▶ TEXTO PROPORCIONADO
┌────────

La dificultad para mantener la vacuna sin cámaras de refrigeración hizo que se tomara una decisión revolucionaria: los recipientes de esa vacuna serían los propios niños. Se vacunaría a dos niños sanos y se les separaría del resto. Cuando la vacuna hacía reacción, aparecían unas pústulas de las que se extraía el líquido para inocularlo en los siguientes niños. De uno a otro cada diez días.
El primer destino del María Pita fueron las Islas Canarias donde comenzaron las vacunaciones y desde allí llegaron a Puerto Rico en febrero de 1804 con una Isabel Zendal exhausta. “Ha sido tal el cuidado y la atención que ha prestado a los niños que apenas ha dormido en tres meses y ha estado a punto de perder la salud. El trabajo no ha hecho más que empezar”, dejó escrito el doctor Balmis. Todos los niños, excepto uno, llegaron vivos y dispuestos para continuar la vacunación.

└────────

▶ LISTADO
┌────────

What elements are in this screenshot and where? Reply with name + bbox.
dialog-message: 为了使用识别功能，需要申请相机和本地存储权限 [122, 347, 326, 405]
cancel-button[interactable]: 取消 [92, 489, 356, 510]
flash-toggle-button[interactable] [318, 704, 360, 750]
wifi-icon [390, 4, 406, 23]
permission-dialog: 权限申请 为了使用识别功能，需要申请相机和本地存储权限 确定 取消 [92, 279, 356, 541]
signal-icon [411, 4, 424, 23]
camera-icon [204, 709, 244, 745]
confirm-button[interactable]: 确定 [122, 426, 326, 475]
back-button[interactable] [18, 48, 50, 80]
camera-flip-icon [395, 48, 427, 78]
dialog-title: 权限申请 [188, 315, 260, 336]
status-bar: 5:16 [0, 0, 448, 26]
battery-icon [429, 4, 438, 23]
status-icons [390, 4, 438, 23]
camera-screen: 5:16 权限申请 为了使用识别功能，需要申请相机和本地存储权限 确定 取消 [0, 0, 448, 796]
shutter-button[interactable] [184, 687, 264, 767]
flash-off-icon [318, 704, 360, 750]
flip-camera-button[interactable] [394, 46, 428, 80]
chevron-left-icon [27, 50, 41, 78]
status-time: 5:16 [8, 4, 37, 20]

└────────

Imprime sin cambios el fragmento del texto sobre el traslado de la vacuna que empieza con «El primer destino» y sigue hasta «continuar la vacunación.». El listado es material aparte y no guarda relación con el texto.

El primer destino del María Pita fueron las Islas Canarias donde comenzaron las vacunaciones y desde allí llegaron a Puerto Rico en febrero de 1804 con una Isabel Zendal exhausta. “Ha sido tal el cuidado y la atención que ha prestado a los niños que apenas ha dormido en tres meses y ha estado a punto de perder la salud. El trabajo no ha hecho más que empezar”, dejó escrito el doctor Balmis. Todos los niños, excepto uno, llegaron vivos y dispuestos para continuar la vacunación.